[Rows from a data source]
•••

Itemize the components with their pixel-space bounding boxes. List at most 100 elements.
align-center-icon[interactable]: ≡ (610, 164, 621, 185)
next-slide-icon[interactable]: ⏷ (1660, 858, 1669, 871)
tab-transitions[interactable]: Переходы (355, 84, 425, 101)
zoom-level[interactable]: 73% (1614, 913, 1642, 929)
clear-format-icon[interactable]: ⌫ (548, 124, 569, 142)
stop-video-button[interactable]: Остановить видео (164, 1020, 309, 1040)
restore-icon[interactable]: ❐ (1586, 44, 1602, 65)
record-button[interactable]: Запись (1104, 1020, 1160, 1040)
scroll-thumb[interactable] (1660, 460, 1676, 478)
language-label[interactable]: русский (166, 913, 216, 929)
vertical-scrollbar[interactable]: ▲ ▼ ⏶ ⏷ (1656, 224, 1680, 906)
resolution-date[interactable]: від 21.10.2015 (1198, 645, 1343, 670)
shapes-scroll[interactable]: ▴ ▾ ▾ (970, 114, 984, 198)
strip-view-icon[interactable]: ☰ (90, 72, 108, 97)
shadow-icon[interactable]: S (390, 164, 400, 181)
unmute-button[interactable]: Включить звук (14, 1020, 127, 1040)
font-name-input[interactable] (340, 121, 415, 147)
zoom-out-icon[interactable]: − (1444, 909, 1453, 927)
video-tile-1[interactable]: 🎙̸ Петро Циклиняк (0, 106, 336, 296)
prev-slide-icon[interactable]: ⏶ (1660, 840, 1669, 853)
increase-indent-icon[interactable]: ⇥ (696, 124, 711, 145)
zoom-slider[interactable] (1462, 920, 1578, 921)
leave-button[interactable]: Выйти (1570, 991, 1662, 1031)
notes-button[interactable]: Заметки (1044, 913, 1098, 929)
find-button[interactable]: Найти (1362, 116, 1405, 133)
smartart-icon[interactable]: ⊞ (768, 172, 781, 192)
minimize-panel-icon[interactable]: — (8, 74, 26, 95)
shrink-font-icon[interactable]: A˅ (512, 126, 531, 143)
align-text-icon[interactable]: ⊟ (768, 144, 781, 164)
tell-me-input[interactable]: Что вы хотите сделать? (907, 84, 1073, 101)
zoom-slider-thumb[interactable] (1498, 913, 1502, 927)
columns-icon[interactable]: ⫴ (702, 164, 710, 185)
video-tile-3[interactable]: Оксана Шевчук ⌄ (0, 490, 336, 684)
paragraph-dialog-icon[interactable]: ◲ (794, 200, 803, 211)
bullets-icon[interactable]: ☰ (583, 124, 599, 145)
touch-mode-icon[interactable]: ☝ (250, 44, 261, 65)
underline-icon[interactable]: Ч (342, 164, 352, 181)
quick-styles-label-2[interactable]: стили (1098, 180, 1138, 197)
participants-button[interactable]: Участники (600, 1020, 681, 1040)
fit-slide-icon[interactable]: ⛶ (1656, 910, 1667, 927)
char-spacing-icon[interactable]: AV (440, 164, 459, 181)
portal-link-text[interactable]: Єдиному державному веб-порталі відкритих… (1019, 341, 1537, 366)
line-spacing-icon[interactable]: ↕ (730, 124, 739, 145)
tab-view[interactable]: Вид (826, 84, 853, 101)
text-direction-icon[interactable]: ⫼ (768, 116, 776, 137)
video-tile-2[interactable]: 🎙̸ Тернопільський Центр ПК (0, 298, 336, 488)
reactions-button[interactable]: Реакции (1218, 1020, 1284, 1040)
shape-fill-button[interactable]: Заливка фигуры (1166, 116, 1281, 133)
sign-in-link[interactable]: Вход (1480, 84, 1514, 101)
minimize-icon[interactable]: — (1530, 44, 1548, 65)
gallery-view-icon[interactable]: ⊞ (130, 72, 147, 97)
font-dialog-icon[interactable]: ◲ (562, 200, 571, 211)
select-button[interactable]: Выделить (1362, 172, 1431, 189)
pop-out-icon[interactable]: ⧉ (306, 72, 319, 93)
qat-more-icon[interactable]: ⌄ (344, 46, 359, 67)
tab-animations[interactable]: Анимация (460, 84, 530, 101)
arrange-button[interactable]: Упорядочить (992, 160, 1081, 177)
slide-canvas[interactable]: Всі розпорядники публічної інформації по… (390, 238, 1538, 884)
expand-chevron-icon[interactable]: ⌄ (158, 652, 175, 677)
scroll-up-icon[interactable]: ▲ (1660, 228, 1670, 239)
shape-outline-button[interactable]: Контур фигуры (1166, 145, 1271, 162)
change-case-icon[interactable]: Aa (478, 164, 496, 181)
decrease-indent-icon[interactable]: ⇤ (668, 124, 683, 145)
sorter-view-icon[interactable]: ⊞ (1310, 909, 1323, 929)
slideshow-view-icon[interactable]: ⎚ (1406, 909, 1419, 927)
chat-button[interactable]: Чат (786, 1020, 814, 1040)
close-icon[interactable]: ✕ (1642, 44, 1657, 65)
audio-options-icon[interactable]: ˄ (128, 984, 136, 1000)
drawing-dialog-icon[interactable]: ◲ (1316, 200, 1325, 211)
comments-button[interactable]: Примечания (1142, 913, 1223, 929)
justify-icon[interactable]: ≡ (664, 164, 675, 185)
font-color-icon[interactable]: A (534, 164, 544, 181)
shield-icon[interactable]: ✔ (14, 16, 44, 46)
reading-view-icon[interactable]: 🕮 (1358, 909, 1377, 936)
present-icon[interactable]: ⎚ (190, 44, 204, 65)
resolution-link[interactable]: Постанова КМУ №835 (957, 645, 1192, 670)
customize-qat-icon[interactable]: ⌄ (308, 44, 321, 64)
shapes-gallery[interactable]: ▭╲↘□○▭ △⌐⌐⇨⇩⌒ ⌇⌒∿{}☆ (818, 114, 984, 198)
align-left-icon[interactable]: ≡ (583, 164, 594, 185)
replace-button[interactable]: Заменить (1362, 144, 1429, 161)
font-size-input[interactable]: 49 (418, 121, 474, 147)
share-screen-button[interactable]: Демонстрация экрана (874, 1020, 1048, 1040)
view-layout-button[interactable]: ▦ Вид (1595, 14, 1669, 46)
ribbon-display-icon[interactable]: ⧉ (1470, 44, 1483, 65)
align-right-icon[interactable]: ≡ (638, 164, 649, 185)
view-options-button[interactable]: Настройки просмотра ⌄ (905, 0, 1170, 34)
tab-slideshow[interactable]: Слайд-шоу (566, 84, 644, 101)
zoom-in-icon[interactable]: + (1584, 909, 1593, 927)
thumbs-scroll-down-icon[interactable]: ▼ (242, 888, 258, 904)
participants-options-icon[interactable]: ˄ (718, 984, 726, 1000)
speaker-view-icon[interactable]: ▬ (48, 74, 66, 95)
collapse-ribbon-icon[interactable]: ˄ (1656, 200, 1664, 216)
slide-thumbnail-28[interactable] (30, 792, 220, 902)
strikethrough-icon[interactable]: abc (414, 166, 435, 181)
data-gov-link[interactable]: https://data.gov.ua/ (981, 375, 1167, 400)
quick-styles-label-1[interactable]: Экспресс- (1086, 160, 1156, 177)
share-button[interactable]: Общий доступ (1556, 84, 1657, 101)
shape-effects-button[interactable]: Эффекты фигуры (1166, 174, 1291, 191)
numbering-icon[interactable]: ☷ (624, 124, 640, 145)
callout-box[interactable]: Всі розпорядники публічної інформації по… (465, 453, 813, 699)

•••

Task details:
Convert the rows above into a Markdown table with the columns No and Line. Number each row and leave out any blank lines.

Output for this task:
| No | Line |
|---|---|
| 1 | Itemize the components with their pixel-space bounding boxes. List at most 100 elements. |
| 2 | align-center-icon[interactable]: ≡ (610, 164, 621, 185) |
| 3 | next-slide-icon[interactable]: ⏷ (1660, 858, 1669, 871) |
| 4 | tab-transitions[interactable]: Переходы (355, 84, 425, 101) |
| 5 | zoom-level[interactable]: 73% (1614, 913, 1642, 929) |
| 6 | clear-format-icon[interactable]: ⌫ (548, 124, 569, 142) |
| 7 | stop-video-button[interactable]: Остановить видео (164, 1020, 309, 1040) |
| 8 | restore-icon[interactable]: ❐ (1586, 44, 1602, 65) |
| 9 | record-button[interactable]: Запись (1104, 1020, 1160, 1040) |
| 10 | scroll-thumb[interactable] (1660, 460, 1676, 478) |
| 11 | language-label[interactable]: русский (166, 913, 216, 929) |
| 12 | vertical-scrollbar[interactable]: ▲ ▼ ⏶ ⏷ (1656, 224, 1680, 906) |
| 13 | resolution-date[interactable]: від 21.10.2015 (1198, 645, 1343, 670) |
| 14 | shapes-scroll[interactable]: ▴ ▾ ▾ (970, 114, 984, 198) |
| 15 | strip-view-icon[interactable]: ☰ (90, 72, 108, 97) |
| 16 | shadow-icon[interactable]: S (390, 164, 400, 181) |
| 17 | unmute-button[interactable]: Включить звук (14, 1020, 127, 1040) |
| 18 | font-name-input[interactable] (340, 121, 415, 147) |
| 19 | zoom-out-icon[interactable]: − (1444, 909, 1453, 927) |
| 20 | video-tile-1[interactable]: 🎙̸ Петро Циклиняк (0, 106, 336, 296) |
| 21 | prev-slide-icon[interactable]: ⏶ (1660, 840, 1669, 853) |
| 22 | increase-indent-icon[interactable]: ⇥ (696, 124, 711, 145) |
| 23 | zoom-slider[interactable] (1462, 920, 1578, 921) |
| 24 | leave-button[interactable]: Выйти (1570, 991, 1662, 1031) |
| 25 | notes-button[interactable]: Заметки (1044, 913, 1098, 929) |
| 26 | find-button[interactable]: Найти (1362, 116, 1405, 133) |
| 27 | smartart-icon[interactable]: ⊞ (768, 172, 781, 192) |
| 28 | minimize-panel-icon[interactable]: — (8, 74, 26, 95) |
| 29 | shrink-font-icon[interactable]: A˅ (512, 126, 531, 143) |
| 30 | align-text-icon[interactable]: ⊟ (768, 144, 781, 164) |
| 31 | tell-me-input[interactable]: Что вы хотите сделать? (907, 84, 1073, 101) |
| 32 | zoom-slider-thumb[interactable] (1498, 913, 1502, 927) |
| 33 | columns-icon[interactable]: ⫴ (702, 164, 710, 185) |
| 34 | video-tile-3[interactable]: Оксана Шевчук ⌄ (0, 490, 336, 684) |
| 35 | paragraph-dialog-icon[interactable]: ◲ (794, 200, 803, 211) |
| 36 | bullets-icon[interactable]: ☰ (583, 124, 599, 145) |
| 37 | touch-mode-icon[interactable]: ☝ (250, 44, 261, 65) |
| 38 | underline-icon[interactable]: Ч (342, 164, 352, 181) |
| 39 | quick-styles-label-2[interactable]: стили (1098, 180, 1138, 197) |
| 40 | participants-button[interactable]: Участники (600, 1020, 681, 1040) |
| 41 | fit-slide-icon[interactable]: ⛶ (1656, 910, 1667, 927) |
| 42 | char-spacing-icon[interactable]: AV (440, 164, 459, 181) |
| 43 | portal-link-text[interactable]: Єдиному державному веб-порталі відкритих… (1019, 341, 1537, 366) |
| 44 | line-spacing-icon[interactable]: ↕ (730, 124, 739, 145) |
| 45 | tab-view[interactable]: Вид (826, 84, 853, 101) |
| 46 | text-direction-icon[interactable]: ⫼ (768, 116, 776, 137) |
| 47 | video-tile-2[interactable]: 🎙̸ Тернопільський Центр ПК (0, 298, 336, 488) |
| 48 | reactions-button[interactable]: Реакции (1218, 1020, 1284, 1040) |
| 49 | shape-fill-button[interactable]: Заливка фигуры (1166, 116, 1281, 133) |
| 50 | sign-in-link[interactable]: Вход (1480, 84, 1514, 101) |
| 51 | minimize-icon[interactable]: — (1530, 44, 1548, 65) |
| 52 | gallery-view-icon[interactable]: ⊞ (130, 72, 147, 97) |
| 53 | font-dialog-icon[interactable]: ◲ (562, 200, 571, 211) |
| 54 | select-button[interactable]: Выделить (1362, 172, 1431, 189) |
| 55 | pop-out-icon[interactable]: ⧉ (306, 72, 319, 93) |
| 56 | qat-more-icon[interactable]: ⌄ (344, 46, 359, 67) |
| 57 | tab-animations[interactable]: Анимация (460, 84, 530, 101) |
| 58 | arrange-button[interactable]: Упорядочить (992, 160, 1081, 177) |
| 59 | slide-canvas[interactable]: Всі розпорядники публічної інформації по… (390, 238, 1538, 884) |
| 60 | expand-chevron-icon[interactable]: ⌄ (158, 652, 175, 677) |
| 61 | scroll-up-icon[interactable]: ▲ (1660, 228, 1670, 239) |
| 62 | shape-outline-button[interactable]: Контур фигуры (1166, 145, 1271, 162) |
| 63 | change-case-icon[interactable]: Aa (478, 164, 496, 181) |
| 64 | decrease-indent-icon[interactable]: ⇤ (668, 124, 683, 145) |
| 65 | sorter-view-icon[interactable]: ⊞ (1310, 909, 1323, 929) |
| 66 | slideshow-view-icon[interactable]: ⎚ (1406, 909, 1419, 927) |
| 67 | chat-button[interactable]: Чат (786, 1020, 814, 1040) |
| 68 | close-icon[interactable]: ✕ (1642, 44, 1657, 65) |
| 69 | audio-options-icon[interactable]: ˄ (128, 984, 136, 1000) |
| 70 | drawing-dialog-icon[interactable]: ◲ (1316, 200, 1325, 211) |
| 71 | comments-button[interactable]: Примечания (1142, 913, 1223, 929) |
| 72 | justify-icon[interactable]: ≡ (664, 164, 675, 185) |
| 73 | font-color-icon[interactable]: A (534, 164, 544, 181) |
| 74 | shield-icon[interactable]: ✔ (14, 16, 44, 46) |
| 75 | reading-view-icon[interactable]: 🕮 (1358, 909, 1377, 936) |
| 76 | present-icon[interactable]: ⎚ (190, 44, 204, 65) |
| 77 | resolution-link[interactable]: Постанова КМУ №835 (957, 645, 1192, 670) |
| 78 | customize-qat-icon[interactable]: ⌄ (308, 44, 321, 64) |
| 79 | shapes-gallery[interactable]: ▭╲↘□○▭ △⌐⌐⇨⇩⌒ ⌇⌒∿{}☆ (818, 114, 984, 198) |
| 80 | align-left-icon[interactable]: ≡ (583, 164, 594, 185) |
| 81 | replace-button[interactable]: Заменить (1362, 144, 1429, 161) |
| 82 | font-size-input[interactable]: 49 (418, 121, 474, 147) |
| 83 | share-screen-button[interactable]: Демонстрация экрана (874, 1020, 1048, 1040) |
| 84 | view-layout-button[interactable]: ▦ Вид (1595, 14, 1669, 46) |
| 85 | ribbon-display-icon[interactable]: ⧉ (1470, 44, 1483, 65) |
| 86 | align-right-icon[interactable]: ≡ (638, 164, 649, 185) |
| 87 | view-options-button[interactable]: Настройки просмотра ⌄ (905, 0, 1170, 34) |
| 88 | tab-slideshow[interactable]: Слайд-шоу (566, 84, 644, 101) |
| 89 | zoom-in-icon[interactable]: + (1584, 909, 1593, 927) |
| 90 | thumbs-scroll-down-icon[interactable]: ▼ (242, 888, 258, 904) |
| 91 | participants-options-icon[interactable]: ˄ (718, 984, 726, 1000) |
| 92 | speaker-view-icon[interactable]: ▬ (48, 74, 66, 95) |
| 93 | collapse-ribbon-icon[interactable]: ˄ (1656, 200, 1664, 216) |
| 94 | slide-thumbnail-28[interactable] (30, 792, 220, 902) |
| 95 | strikethrough-icon[interactable]: abc (414, 166, 435, 181) |
| 96 | data-gov-link[interactable]: https://data.gov.ua/ (981, 375, 1167, 400) |
| 97 | quick-styles-label-1[interactable]: Экспресс- (1086, 160, 1156, 177) |
| 98 | share-button[interactable]: Общий доступ (1556, 84, 1657, 101) |
| 99 | shape-effects-button[interactable]: Эффекты фигуры (1166, 174, 1291, 191) |
| 100 | numbering-icon[interactable]: ☷ (624, 124, 640, 145) |
| 101 | callout-box[interactable]: Всі розпорядники публічної інформації по… (465, 453, 813, 699) |